= TASK =
Write the listing below out again exactly, dropping the images.

____ INPUT ROWS

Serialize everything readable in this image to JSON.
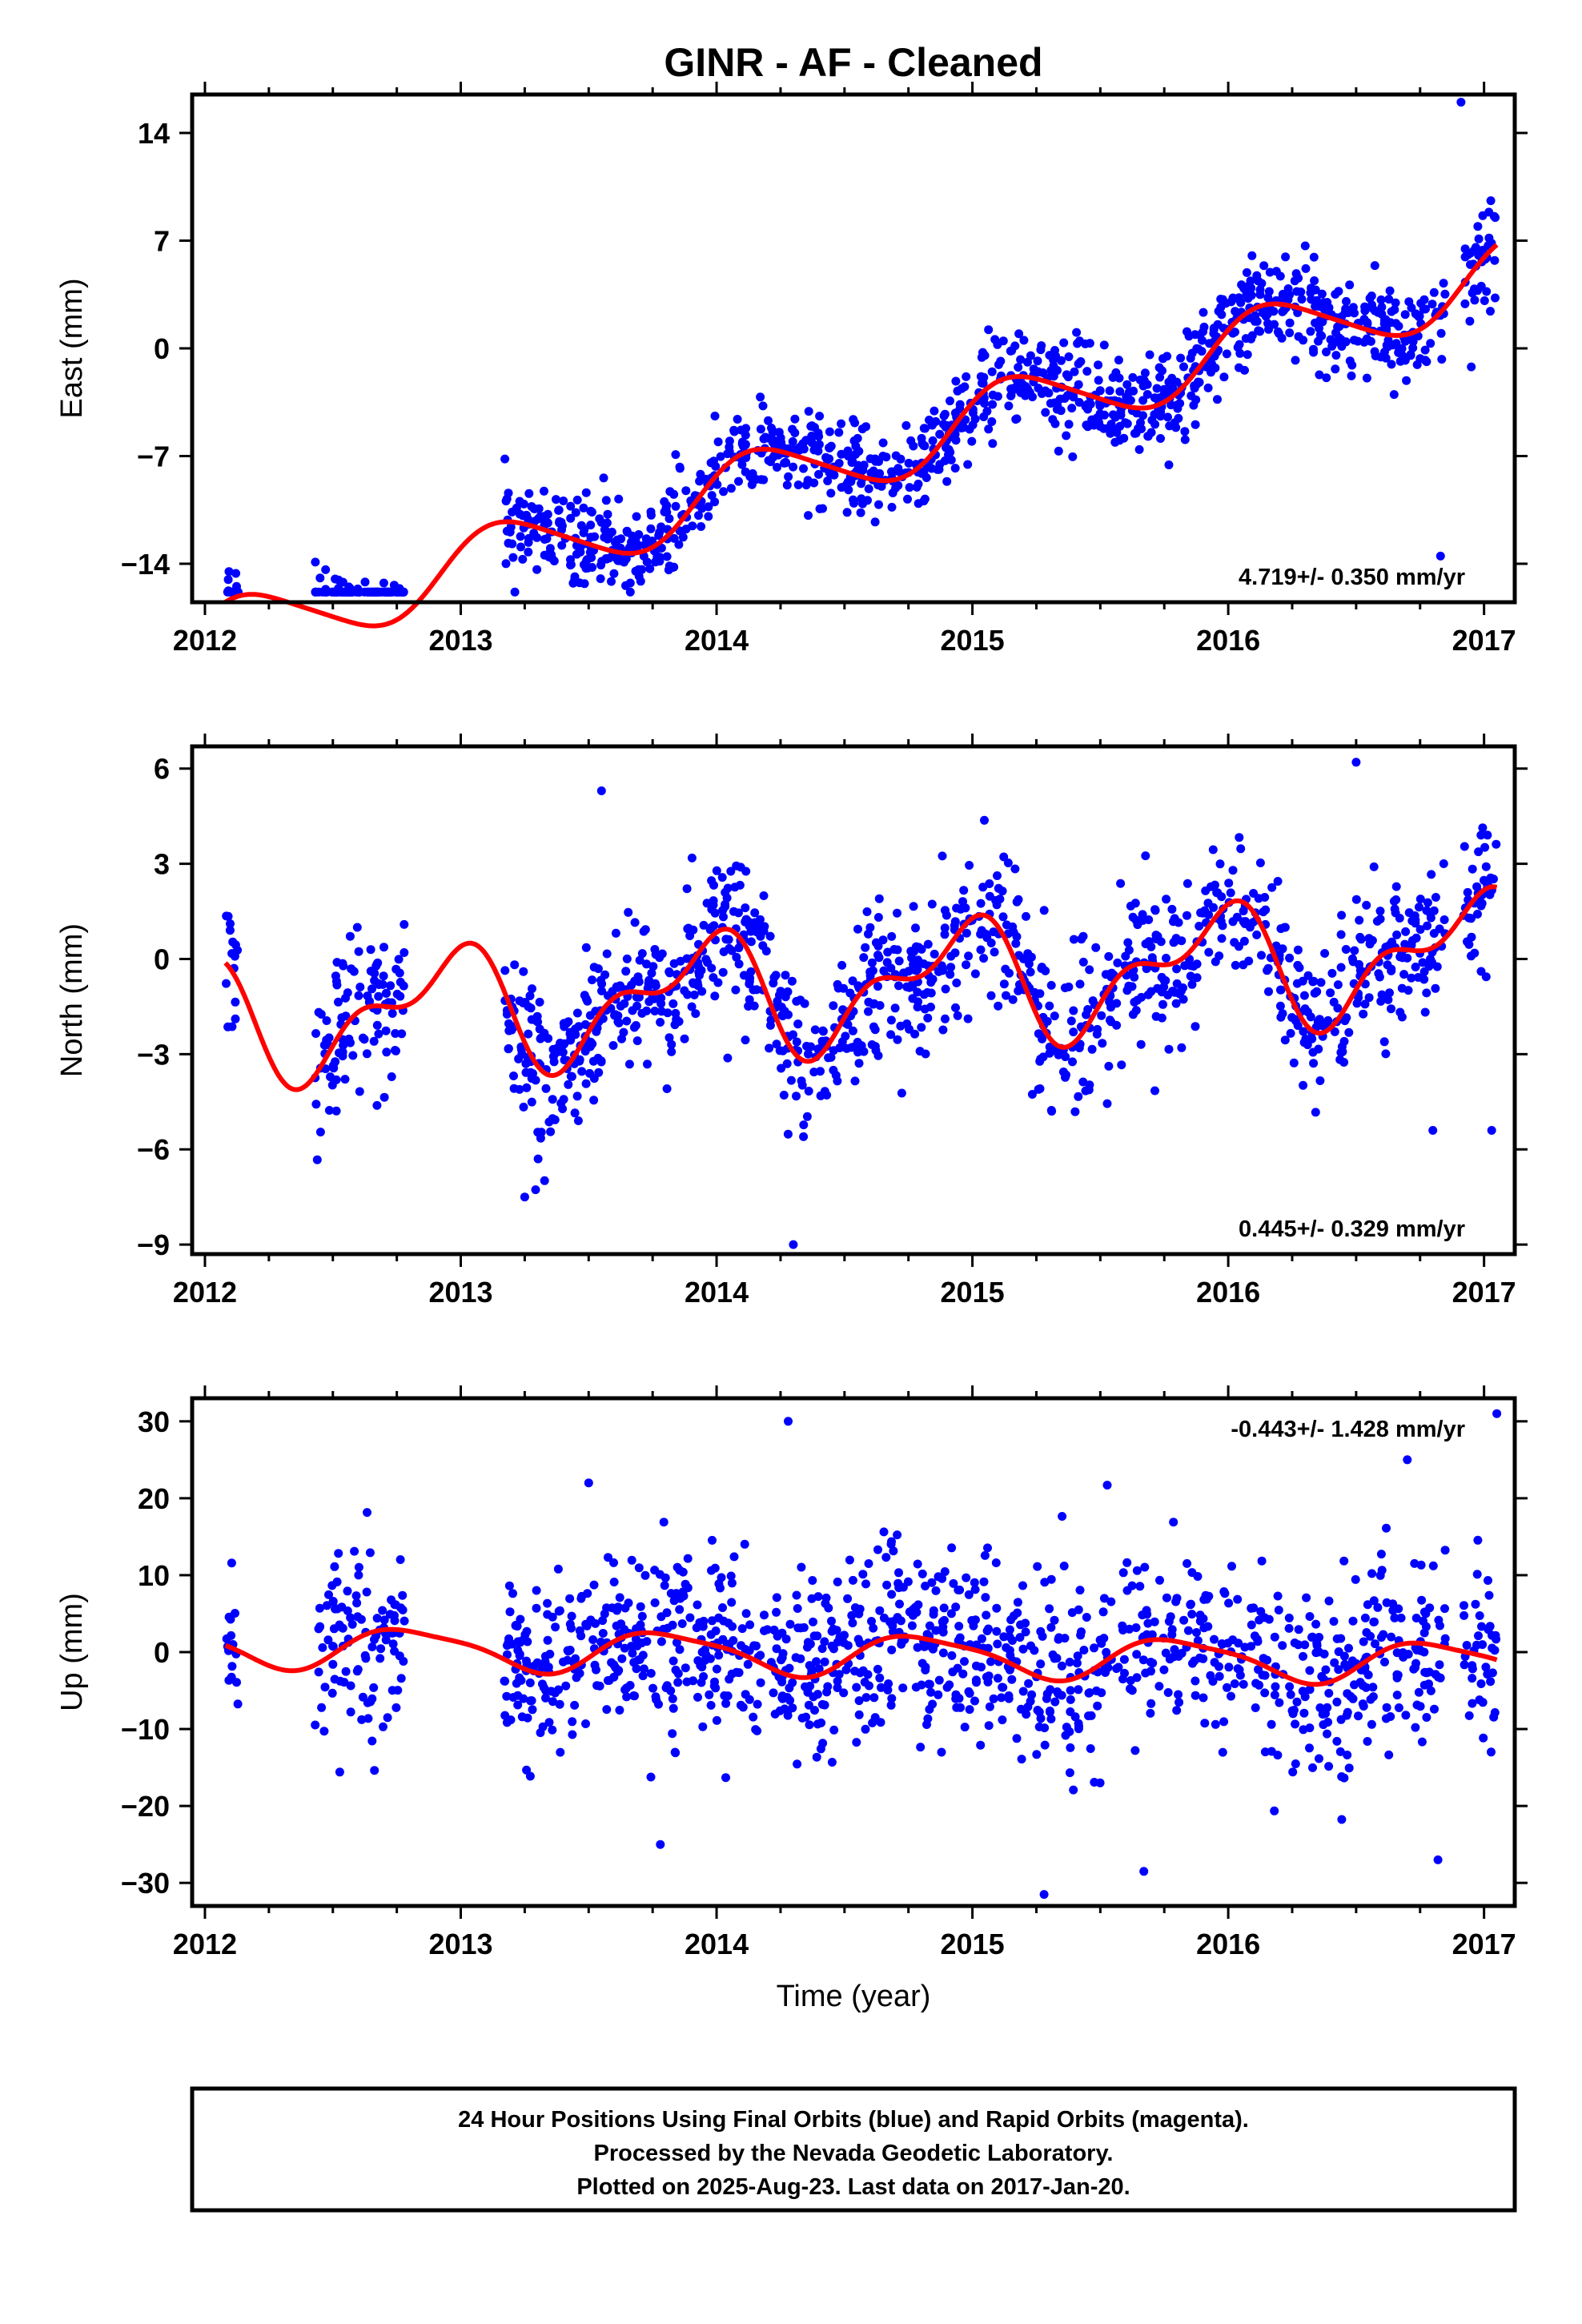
{
  "title": "GINR  - AF - Cleaned",
  "colors": {
    "points": "#0000ff",
    "model": "#ff0000",
    "frame": "#000000"
  },
  "xlabel": "Time (year)",
  "chart_data": [
    {
      "type": "scatter",
      "component": "east",
      "ylabel": "East (mm)",
      "xlim": [
        2011.95,
        2017.12
      ],
      "ylim": [
        -16.5,
        16.5
      ],
      "xticks": [
        2012,
        2013,
        2014,
        2015,
        2016,
        2017
      ],
      "xtick_labels": [
        "2012",
        "2013",
        "2014",
        "2015",
        "2016",
        "2017"
      ],
      "yticks": [
        -14,
        -7,
        0,
        7,
        14
      ],
      "ytick_labels": [
        "−14",
        "−7",
        "0",
        "7",
        "14"
      ],
      "rate_label": "4.719+/- 0.350 mm/yr",
      "model": {
        "name": "fit",
        "offset": -7.2,
        "rate": 4.719,
        "annual_amp": 2.2,
        "annual_phase": 0.5,
        "semi_amp": 0.3,
        "semi_phase": 1.0
      },
      "data_ranges": [
        [
          2012.08,
          2012.13
        ],
        [
          2012.43,
          2012.78
        ],
        [
          2013.17,
          2016.85
        ],
        [
          2016.92,
          2017.05
        ]
      ],
      "scatter_sd": 1.5,
      "outliers": [
        [
          2016.91,
          16.0
        ],
        [
          2016.83,
          -13.5
        ],
        [
          2012.75,
          -15.8
        ],
        [
          2013.35,
          -13.0
        ],
        [
          2016.62,
          0.2
        ],
        [
          2016.95,
          -1.2
        ]
      ]
    },
    {
      "type": "scatter",
      "component": "north",
      "ylabel": "North (mm)",
      "xlim": [
        2011.95,
        2017.12
      ],
      "ylim": [
        -9.3,
        6.7
      ],
      "xticks": [
        2012,
        2013,
        2014,
        2015,
        2016,
        2017
      ],
      "xtick_labels": [
        "2012",
        "2013",
        "2014",
        "2015",
        "2016",
        "2017"
      ],
      "yticks": [
        -9,
        -6,
        -3,
        0,
        3,
        6
      ],
      "ytick_labels": [
        "−9",
        "−6",
        "−3",
        "0",
        "3",
        "6"
      ],
      "rate_label": "0.445+/- 0.329 mm/yr",
      "model": {
        "name": "fit",
        "offset": -0.9,
        "rate": 0.445,
        "annual_amp": 1.6,
        "annual_phase": 2.0,
        "semi_amp": 0.9,
        "semi_phase": 0.6
      },
      "data_ranges": [
        [
          2012.08,
          2012.13
        ],
        [
          2012.43,
          2012.78
        ],
        [
          2013.17,
          2016.85
        ],
        [
          2016.92,
          2017.05
        ]
      ],
      "scatter_sd": 1.2,
      "outliers": [
        [
          2014.3,
          -9.0
        ],
        [
          2013.25,
          -7.5
        ],
        [
          2016.8,
          -5.4
        ],
        [
          2016.5,
          6.2
        ],
        [
          2017.03,
          -5.4
        ],
        [
          2013.55,
          5.3
        ]
      ]
    },
    {
      "type": "scatter",
      "component": "up",
      "ylabel": "Up (mm)",
      "xlim": [
        2011.95,
        2017.12
      ],
      "ylim": [
        -33,
        33
      ],
      "xticks": [
        2012,
        2013,
        2014,
        2015,
        2016,
        2017
      ],
      "xtick_labels": [
        "2012",
        "2013",
        "2014",
        "2015",
        "2016",
        "2017"
      ],
      "yticks": [
        -30,
        -20,
        -10,
        0,
        10,
        20,
        30
      ],
      "ytick_labels": [
        "−30",
        "−20",
        "−10",
        "0",
        "10",
        "20",
        "30"
      ],
      "rate_label": "-0.443+/- 1.428 mm/yr",
      "model": {
        "name": "fit",
        "offset": -0.3,
        "rate": -0.443,
        "annual_amp": 2.6,
        "annual_phase": 2.8,
        "semi_amp": 0.6,
        "semi_phase": 0.0
      },
      "data_ranges": [
        [
          2012.08,
          2012.13
        ],
        [
          2012.43,
          2012.78
        ],
        [
          2013.17,
          2016.85
        ],
        [
          2016.92,
          2017.05
        ]
      ],
      "scatter_sd": 6.0,
      "outliers": [
        [
          2014.28,
          30.0
        ],
        [
          2017.05,
          31.0
        ],
        [
          2015.28,
          -31.5
        ],
        [
          2013.78,
          -25.0
        ],
        [
          2016.82,
          -27.0
        ],
        [
          2015.67,
          -28.5
        ],
        [
          2013.5,
          22.0
        ],
        [
          2016.7,
          25.0
        ]
      ]
    }
  ],
  "footer": {
    "line1": "24 Hour Positions Using Final Orbits (blue) and Rapid Orbits (magenta).",
    "line2": "Processed by the Nevada Geodetic Laboratory.",
    "line3": "Plotted on 2025-Aug-23. Last data on 2017-Jan-20."
  }
}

________

= EXERCISE RESPONSE =
Serialize everything readable in this image to JSON.
{
  "title": "GINR  - AF - Cleaned",
  "colors": {
    "points": "#0000ff",
    "model": "#ff0000",
    "frame": "#000000"
  },
  "xlabel": "Time (year)",
  "chart_data": [
    {
      "type": "scatter",
      "component": "east",
      "ylabel": "East (mm)",
      "xlim": [
        2011.95,
        2017.12
      ],
      "ylim": [
        -16.5,
        16.5
      ],
      "xticks": [
        2012,
        2013,
        2014,
        2015,
        2016,
        2017
      ],
      "xtick_labels": [
        "2012",
        "2013",
        "2014",
        "2015",
        "2016",
        "2017"
      ],
      "yticks": [
        -14,
        -7,
        0,
        7,
        14
      ],
      "ytick_labels": [
        "−14",
        "−7",
        "0",
        "7",
        "14"
      ],
      "rate_label": "4.719+/- 0.350 mm/yr",
      "model": {
        "name": "fit",
        "offset": -7.2,
        "rate": 4.719,
        "annual_amp": 2.2,
        "annual_phase": 0.5,
        "semi_amp": 0.3,
        "semi_phase": 1.0
      },
      "data_ranges": [
        [
          2012.08,
          2012.13
        ],
        [
          2012.43,
          2012.78
        ],
        [
          2013.17,
          2016.85
        ],
        [
          2016.92,
          2017.05
        ]
      ],
      "scatter_sd": 1.5,
      "outliers": [
        [
          2016.91,
          16.0
        ],
        [
          2016.83,
          -13.5
        ],
        [
          2012.75,
          -15.8
        ],
        [
          2013.35,
          -13.0
        ],
        [
          2016.62,
          0.2
        ],
        [
          2016.95,
          -1.2
        ]
      ]
    },
    {
      "type": "scatter",
      "component": "north",
      "ylabel": "North (mm)",
      "xlim": [
        2011.95,
        2017.12
      ],
      "ylim": [
        -9.3,
        6.7
      ],
      "xticks": [
        2012,
        2013,
        2014,
        2015,
        2016,
        2017
      ],
      "xtick_labels": [
        "2012",
        "2013",
        "2014",
        "2015",
        "2016",
        "2017"
      ],
      "yticks": [
        -9,
        -6,
        -3,
        0,
        3,
        6
      ],
      "ytick_labels": [
        "−9",
        "−6",
        "−3",
        "0",
        "3",
        "6"
      ],
      "rate_label": "0.445+/- 0.329 mm/yr",
      "model": {
        "name": "fit",
        "offset": -0.9,
        "rate": 0.445,
        "annual_amp": 1.6,
        "annual_phase": 2.0,
        "semi_amp": 0.9,
        "semi_phase": 0.6
      },
      "data_ranges": [
        [
          2012.08,
          2012.13
        ],
        [
          2012.43,
          2012.78
        ],
        [
          2013.17,
          2016.85
        ],
        [
          2016.92,
          2017.05
        ]
      ],
      "scatter_sd": 1.2,
      "outliers": [
        [
          2014.3,
          -9.0
        ],
        [
          2013.25,
          -7.5
        ],
        [
          2016.8,
          -5.4
        ],
        [
          2016.5,
          6.2
        ],
        [
          2017.03,
          -5.4
        ],
        [
          2013.55,
          5.3
        ]
      ]
    },
    {
      "type": "scatter",
      "component": "up",
      "ylabel": "Up (mm)",
      "xlim": [
        2011.95,
        2017.12
      ],
      "ylim": [
        -33,
        33
      ],
      "xticks": [
        2012,
        2013,
        2014,
        2015,
        2016,
        2017
      ],
      "xtick_labels": [
        "2012",
        "2013",
        "2014",
        "2015",
        "2016",
        "2017"
      ],
      "yticks": [
        -30,
        -20,
        -10,
        0,
        10,
        20,
        30
      ],
      "ytick_labels": [
        "−30",
        "−20",
        "−10",
        "0",
        "10",
        "20",
        "30"
      ],
      "rate_label": "-0.443+/- 1.428 mm/yr",
      "model": {
        "name": "fit",
        "offset": -0.3,
        "rate": -0.443,
        "annual_amp": 2.6,
        "annual_phase": 2.8,
        "semi_amp": 0.6,
        "semi_phase": 0.0
      },
      "data_ranges": [
        [
          2012.08,
          2012.13
        ],
        [
          2012.43,
          2012.78
        ],
        [
          2013.17,
          2016.85
        ],
        [
          2016.92,
          2017.05
        ]
      ],
      "scatter_sd": 6.0,
      "outliers": [
        [
          2014.28,
          30.0
        ],
        [
          2017.05,
          31.0
        ],
        [
          2015.28,
          -31.5
        ],
        [
          2013.78,
          -25.0
        ],
        [
          2016.82,
          -27.0
        ],
        [
          2015.67,
          -28.5
        ],
        [
          2013.5,
          22.0
        ],
        [
          2016.7,
          25.0
        ]
      ]
    }
  ],
  "footer": {
    "line1": "24 Hour Positions Using Final Orbits (blue) and Rapid Orbits (magenta).",
    "line2": "Processed by the Nevada Geodetic Laboratory.",
    "line3": "Plotted on 2025-Aug-23. Last data on 2017-Jan-20."
  }
}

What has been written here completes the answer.